→ **Kutipan Teks**
★ ★ ★
Pejabat atau Kuasa yang ditunjuk untuk menandatangani Faktur tidak harus sama dengan pejabat atau Kuasa yang berwenang untuk menandatangani Surat Pemberitahuan Masa Pajak Pertambahan Nilai.

Cap tanda tangan tidak diperkenankan dibubuhkan pada Faktur Pajak Standar.

 

13.

Dalam hal Penyerahan Barang Kena Pajak dan/atau penyerahan Jasa Kena Pajak menggunakan mata uang asing maka :

 

a.

Pengusaha Kena Pajak dapat menambah kolom Valuta Asing sebagaimana contoh pada Lampiran IB.

 

b.

Keterangan Kurs diisi sesuai dengan Kurs Menteri Keuangan yang berlaku pada saat pembuatan Faktur Pajak Standar.
★ ★ ★
→ **Entri Masukan**
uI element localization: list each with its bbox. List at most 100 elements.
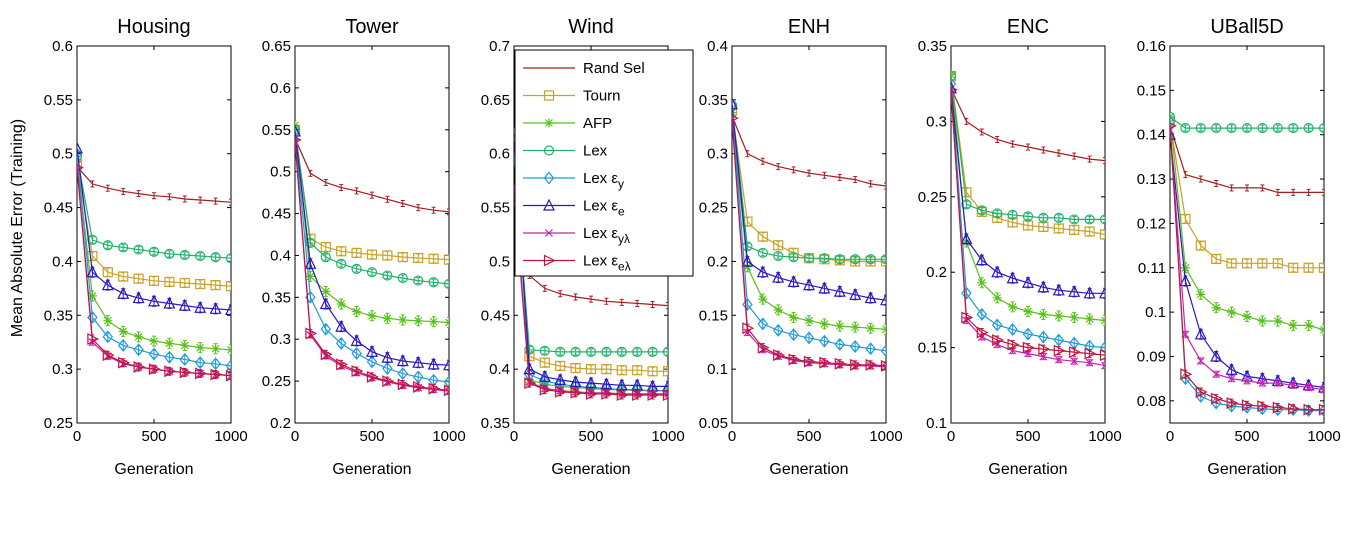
data-point xyxy=(865,342,876,356)
panel-title: Tower xyxy=(345,16,399,38)
data-point xyxy=(179,277,190,289)
y-tick-label: 0.14 xyxy=(1137,127,1166,144)
data-point xyxy=(976,205,987,216)
y-tick-label: 0.3 xyxy=(270,331,291,348)
data-point xyxy=(1170,114,1176,128)
data-point xyxy=(118,271,129,282)
data-point xyxy=(1288,262,1299,273)
legend-marker xyxy=(543,254,556,267)
data-point xyxy=(632,365,643,376)
data-point xyxy=(1226,397,1239,410)
legend-label: Tourn xyxy=(583,88,621,105)
data-point xyxy=(320,322,332,336)
y-tick-label: 0.25 xyxy=(44,415,73,432)
x-tick-label: 1000 xyxy=(651,428,684,445)
data-point xyxy=(757,317,769,331)
data-point xyxy=(662,384,668,398)
plot-area xyxy=(295,121,449,397)
data-point xyxy=(1258,379,1267,388)
data-point xyxy=(1099,341,1105,355)
y-tick-label: 0.3 xyxy=(52,361,73,378)
data-point xyxy=(818,281,831,294)
data-point xyxy=(210,252,221,263)
legend-marker xyxy=(543,90,555,101)
y-tick-label: 0.09 xyxy=(1137,348,1166,365)
y-tick-label: 0.55 xyxy=(44,92,73,109)
data-point xyxy=(1179,274,1192,287)
data-point xyxy=(1318,403,1324,416)
data-point xyxy=(320,252,331,263)
legend-label-sub: eλ xyxy=(618,260,631,274)
series-5 xyxy=(77,141,231,316)
y-tick-label: 0.35 xyxy=(262,289,291,306)
data-point xyxy=(397,367,409,381)
y-tick-label: 0.08 xyxy=(1137,393,1166,410)
data-point xyxy=(428,253,439,264)
data-point xyxy=(1099,214,1105,225)
series-line xyxy=(732,118,886,367)
y-tick-label: 0.11 xyxy=(1138,260,1166,277)
y-tick-label: 0.45 xyxy=(481,307,510,324)
x-tick-label: 0 xyxy=(73,428,81,445)
data-point xyxy=(366,355,378,369)
data-point xyxy=(1054,355,1063,364)
data-point xyxy=(1211,253,1222,264)
data-point xyxy=(209,301,222,314)
x-tick-label: 500 xyxy=(141,428,166,445)
data-point xyxy=(1194,327,1207,340)
data-point xyxy=(773,240,784,251)
data-point xyxy=(819,334,830,348)
data-point xyxy=(631,378,644,391)
legend-entry: Lex εe xyxy=(523,198,625,219)
data-point xyxy=(850,254,861,265)
data-point xyxy=(524,377,537,390)
legend-entry: AFP xyxy=(523,115,612,132)
panel-title: ENH xyxy=(788,16,830,38)
data-point xyxy=(662,346,668,358)
y-tick-label: 0.45 xyxy=(262,206,291,223)
data-point xyxy=(1288,122,1299,134)
data-point xyxy=(880,344,886,358)
data-point xyxy=(336,299,346,309)
data-point xyxy=(164,365,177,378)
data-point xyxy=(210,357,221,371)
data-point xyxy=(412,370,424,384)
data-point xyxy=(1180,263,1190,273)
data-point xyxy=(1195,240,1206,251)
data-point xyxy=(1038,330,1049,344)
series-0 xyxy=(514,202,668,310)
data-point xyxy=(1022,341,1035,354)
data-point xyxy=(865,254,876,265)
data-point xyxy=(524,344,535,355)
legend-label-main: Lex ε xyxy=(583,198,618,215)
data-point xyxy=(1054,311,1064,321)
data-point xyxy=(351,365,364,378)
data-point xyxy=(742,298,753,311)
data-point xyxy=(1069,312,1079,322)
data-point xyxy=(539,383,552,396)
data-point xyxy=(1196,356,1205,365)
data-point xyxy=(443,384,449,397)
data-point xyxy=(382,375,395,388)
data-point xyxy=(1052,283,1065,296)
data-point xyxy=(539,345,550,356)
data-point xyxy=(427,357,440,370)
data-point xyxy=(732,114,739,122)
panel-title: Housing xyxy=(117,16,190,38)
data-point xyxy=(295,124,301,135)
data-point xyxy=(1023,306,1033,316)
data-point xyxy=(803,355,816,368)
data-point xyxy=(1227,374,1236,383)
data-point xyxy=(1170,127,1176,140)
series-5 xyxy=(295,124,449,371)
data-point xyxy=(756,265,769,278)
legend-label: Lex εy xyxy=(583,170,624,191)
data-point xyxy=(992,208,1003,219)
data-point xyxy=(428,277,439,288)
y-tick-label: 0.55 xyxy=(481,200,510,217)
y-tick-label: 0.35 xyxy=(44,307,73,324)
data-point xyxy=(443,278,449,290)
y-tick-label: 0.6 xyxy=(52,38,73,55)
data-point xyxy=(1069,224,1080,236)
data-point xyxy=(321,286,331,296)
★ ★ ★
→ **Tugas dan Latihan**
**a.** Tentukan apakah setiap pernyataan berikut sesuai dengan kutipan tentang Faktur Pajak. Jawab ya atau tidak, lalu kutip kata-kata penentunya persis dari kutipan itu. (i) Pejabat yang menandatangani Faktur harus sama dengan pejabat yang berwenang menandatangani Surat Pemberitahuan Masa Pajak Pertambahan Nilai. (ii) Cap tanda tangan boleh dibubuhkan pada Faktur Pajak Standar. (iii) Jika penyerahan menggunakan mata uang asing, Pengusaha Kena Pajak dapat menambah kolom Valuta Asing.
**b.** Sajikan sebagai daftar bernomor bagian entri yang dimulai dengan baris berisi "data-point xyxy=(865,342,876,356)" dan diakhiri dengan baris berisi "data-point xyxy=(320,322,332,336)". Sertakan kedua baris batas itu dan hilangkan baris kosong.
Kutipan teks dan entri-entri ini tidak saling berkaitan.

→ **Kunci Jawaban**
**a.**
(i) Tidak: "tidak harus sama dengan pejabat atau Kuasa yang berwenang untuk menandatangani Surat Pemberitahuan Masa Pajak Pertambahan Nilai"
(ii) Tidak: "Cap tanda tangan tidak diperkenankan dibubuhkan pada Faktur Pajak Standar."
(iii) Ya: "Pengusaha Kena Pajak dapat menambah kolom Valuta Asing"

**b.**
1. data-point xyxy=(865,342,876,356)
2. panel-title: Tower xyxy=(345,16,399,38)
3. data-point xyxy=(179,277,190,289)
4. y-tick-label: 0.14 xyxy=(1137,127,1166,144)
5. data-point xyxy=(976,205,987,216)
6. y-tick-label: 0.3 xyxy=(270,331,291,348)
7. data-point xyxy=(1170,114,1176,128)
8. data-point xyxy=(118,271,129,282)
9. data-point xyxy=(1288,262,1299,273)
10. legend-marker xyxy=(543,254,556,267)
11. data-point xyxy=(632,365,643,376)
12. data-point xyxy=(1226,397,1239,410)
13. legend-label: Tourn xyxy=(583,88,621,105)
14. data-point xyxy=(320,322,332,336)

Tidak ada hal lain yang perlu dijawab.